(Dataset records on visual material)

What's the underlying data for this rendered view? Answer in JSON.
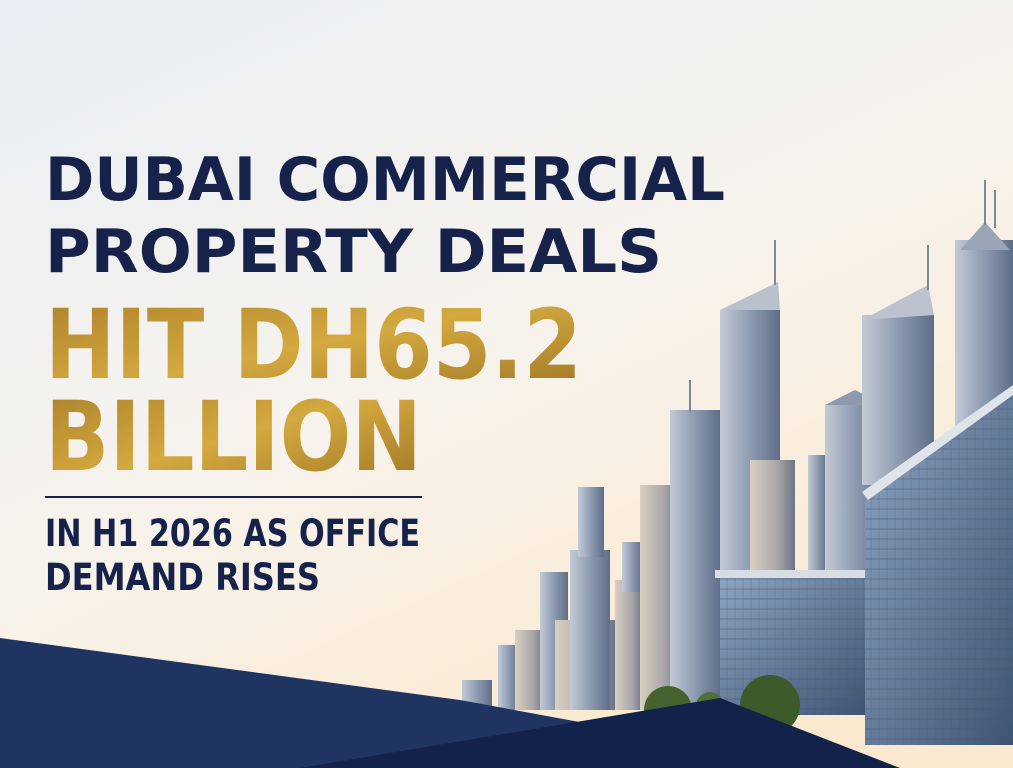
{
  "headline": {
    "lines": [
      "DUBAI COMMERCIAL",
      "PROPERTY DEALS"
    ],
    "highlight": [
      "HIT DH65.2",
      "BILLION"
    ]
  },
  "subheadline": {
    "lines": [
      "IN H1 2026 AS OFFICE",
      "DEMAND RISES"
    ]
  }
}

» **TASK OBJECTIVE**
Reproduce every record word for word. The copy must contain no pictures.

» **RESPONSE**
What's the underlying data for this rendered view? Answer in JSON.
{
  "headline": {
    "lines": [
      "DUBAI COMMERCIAL",
      "PROPERTY DEALS"
    ],
    "highlight": [
      "HIT DH65.2",
      "BILLION"
    ]
  },
  "subheadline": {
    "lines": [
      "IN H1 2026 AS OFFICE",
      "DEMAND RISES"
    ]
  }
}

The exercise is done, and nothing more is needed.